Gerakan Benny Wenda menjadikan tempat tinggalnya sebagai House of Free
West Papua di Oxford, awal Mei lalu, sontak menjadi perhatian publik
domestik Indonesia. Seolah pemerintah Inggris telah berpaling dari sikap
asli-nya pada Indonesia dengan memberi ruang kepada Benny Wenda.
Betulkah demikian?. Pada tahun 2014 pembukaan kantor Free West Papua
berbasis di Australia di bawah komando Negara Federal Papua Barat.
Pada sidang Komite HAM tentang hak-hak SIPOL, Juli 2013, Sidang tingkat tinggi Dewan Hak Asasi Manusia (HAM), Maret 2014 dan Sidang Komite HAM tentang hak-hak EKOSOB, April 2014, di Jenewa, Komite dalam melihat permasalahan HAM di Indonesia, memberikan perhatian tersendiri mengenai Papua.

· · · · ·

*SOAL 1*. Ulangi semua baris data di bawah ini persis seperti aslinya, tetapi jangan sertakan gambarnya.

· · · · ·

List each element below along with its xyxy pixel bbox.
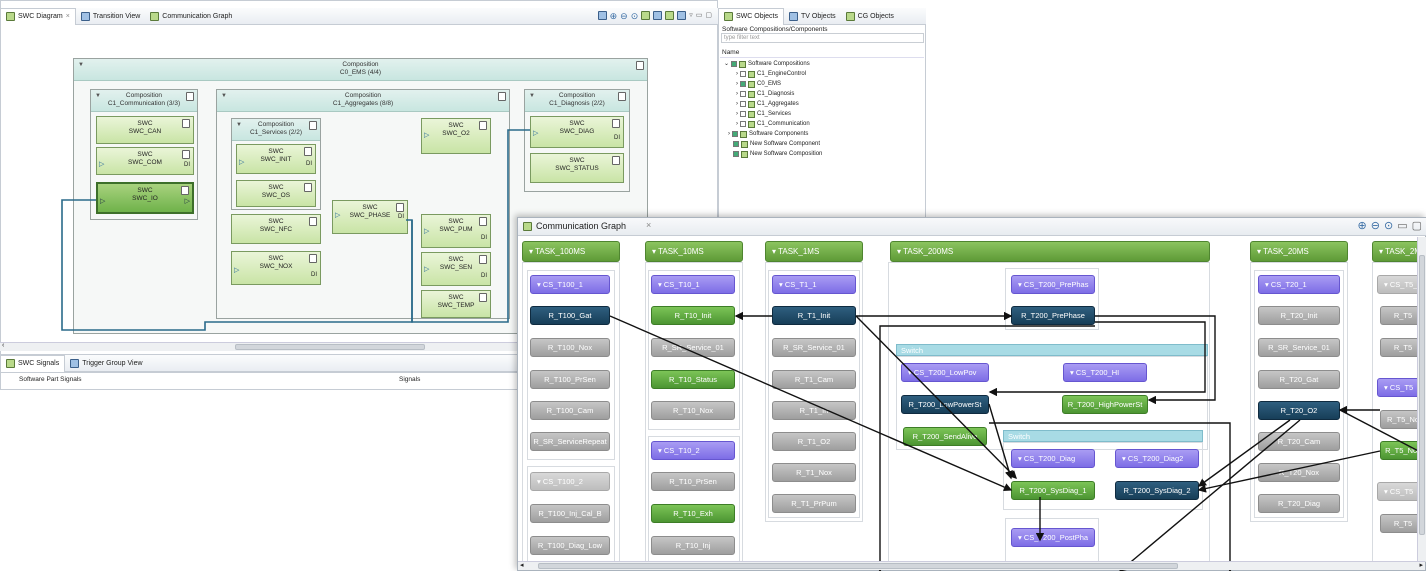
scroll-thumb[interactable] bbox=[538, 563, 1178, 569]
scroll-left-icon[interactable]: ◂ bbox=[520, 561, 524, 569]
cg-vertical-scrollbar[interactable] bbox=[1417, 237, 1426, 561]
cg-edges bbox=[609, 311, 1426, 571]
scroll-thumb[interactable] bbox=[1419, 255, 1425, 535]
scroll-right-icon[interactable]: ▸ bbox=[1419, 561, 1423, 569]
cg-horizontal-scrollbar[interactable]: ◂ ▸ bbox=[518, 561, 1425, 570]
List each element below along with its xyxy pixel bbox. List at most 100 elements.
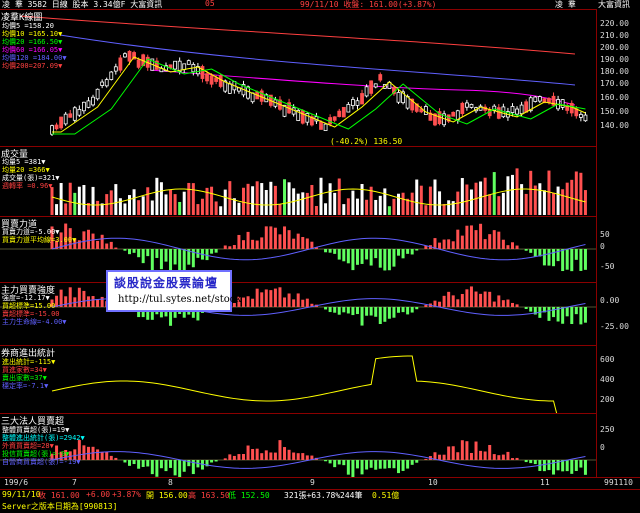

· · · · ·

*SOAL 2*. Transkripsikan teks tentang Benny Wenda di atas, mulai dari "Gerakan Benny Wenda" terus ke bawah hingga "Federal Papua Barat.".

*JAWABAN 1*.
List each element below along with its xyxy pixel bbox.
scroll-thumb[interactable] bbox=[538, 563, 1178, 569]
scroll-left-icon[interactable]: ◂ bbox=[520, 561, 524, 569]
cg-vertical-scrollbar[interactable] bbox=[1417, 237, 1426, 561]
cg-edges bbox=[609, 311, 1426, 571]
scroll-thumb[interactable] bbox=[1419, 255, 1425, 535]
scroll-right-icon[interactable]: ▸ bbox=[1419, 561, 1423, 569]
cg-horizontal-scrollbar[interactable]: ◂ ▸ bbox=[518, 561, 1425, 570]
List each element below along with its xyxy pixel bbox. List at most 100 elements.

*JAWABAN 2*.
Gerakan Benny Wenda menjadikan tempat tinggalnya sebagai House of Free
West Papua di Oxford, awal Mei lalu, sontak menjadi perhatian publik
domestik Indonesia. Seolah pemerintah Inggris telah berpaling dari sikap
asli-nya pada Indonesia dengan memberi ruang kepada Benny Wenda.
Betulkah demikian?. Pada tahun 2014 pembukaan kantor Free West Papua
berbasis di Australia di bawah komando Negara Federal Papua Barat.